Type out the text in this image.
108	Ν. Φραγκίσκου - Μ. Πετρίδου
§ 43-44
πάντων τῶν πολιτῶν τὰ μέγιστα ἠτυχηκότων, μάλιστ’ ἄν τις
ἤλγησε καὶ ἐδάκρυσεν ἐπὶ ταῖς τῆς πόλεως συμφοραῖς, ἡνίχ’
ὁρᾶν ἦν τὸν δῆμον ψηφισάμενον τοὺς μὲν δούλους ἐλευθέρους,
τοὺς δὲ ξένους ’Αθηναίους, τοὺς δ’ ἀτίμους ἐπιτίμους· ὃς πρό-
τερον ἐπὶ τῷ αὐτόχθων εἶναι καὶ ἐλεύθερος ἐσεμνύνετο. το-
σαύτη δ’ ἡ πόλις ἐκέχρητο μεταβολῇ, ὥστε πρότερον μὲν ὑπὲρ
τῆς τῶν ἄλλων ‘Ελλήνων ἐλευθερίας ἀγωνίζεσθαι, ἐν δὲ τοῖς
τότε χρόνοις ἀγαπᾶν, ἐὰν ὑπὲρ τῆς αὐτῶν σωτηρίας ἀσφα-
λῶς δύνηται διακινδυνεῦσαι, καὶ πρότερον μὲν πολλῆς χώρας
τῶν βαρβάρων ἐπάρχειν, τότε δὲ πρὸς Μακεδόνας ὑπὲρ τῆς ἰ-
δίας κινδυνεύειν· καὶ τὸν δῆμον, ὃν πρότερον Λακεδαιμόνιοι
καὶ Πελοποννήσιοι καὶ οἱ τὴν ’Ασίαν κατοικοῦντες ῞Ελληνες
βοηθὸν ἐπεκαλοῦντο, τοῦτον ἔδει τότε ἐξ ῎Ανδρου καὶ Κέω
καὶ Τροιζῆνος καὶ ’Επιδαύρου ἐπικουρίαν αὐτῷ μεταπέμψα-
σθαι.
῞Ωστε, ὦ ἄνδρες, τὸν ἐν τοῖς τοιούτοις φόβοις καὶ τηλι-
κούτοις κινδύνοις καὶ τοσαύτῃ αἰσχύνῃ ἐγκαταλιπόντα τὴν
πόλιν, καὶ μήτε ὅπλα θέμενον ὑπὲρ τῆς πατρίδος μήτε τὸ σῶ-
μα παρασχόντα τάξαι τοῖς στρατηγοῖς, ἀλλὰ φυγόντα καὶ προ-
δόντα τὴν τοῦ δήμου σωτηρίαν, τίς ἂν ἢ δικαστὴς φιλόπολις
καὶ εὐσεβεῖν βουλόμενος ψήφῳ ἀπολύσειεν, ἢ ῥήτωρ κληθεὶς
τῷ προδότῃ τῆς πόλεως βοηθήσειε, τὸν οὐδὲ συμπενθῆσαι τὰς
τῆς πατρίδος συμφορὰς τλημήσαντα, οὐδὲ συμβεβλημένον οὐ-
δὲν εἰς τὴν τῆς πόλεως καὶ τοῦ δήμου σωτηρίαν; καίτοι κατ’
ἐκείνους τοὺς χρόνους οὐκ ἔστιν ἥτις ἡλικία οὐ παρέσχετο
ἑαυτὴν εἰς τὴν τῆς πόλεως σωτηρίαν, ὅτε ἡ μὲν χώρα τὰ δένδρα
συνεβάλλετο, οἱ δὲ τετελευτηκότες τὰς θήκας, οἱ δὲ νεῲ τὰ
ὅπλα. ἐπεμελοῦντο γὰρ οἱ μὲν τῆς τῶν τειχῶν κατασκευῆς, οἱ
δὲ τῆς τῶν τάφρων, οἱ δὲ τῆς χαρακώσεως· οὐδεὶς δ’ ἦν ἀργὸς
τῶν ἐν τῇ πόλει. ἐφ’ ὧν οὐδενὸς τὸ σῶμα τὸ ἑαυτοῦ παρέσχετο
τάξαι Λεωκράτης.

# REQUEST
Go through the material above and count the lines that contain "οὐδὲ"; answer with the number alone.

# ANSWER
2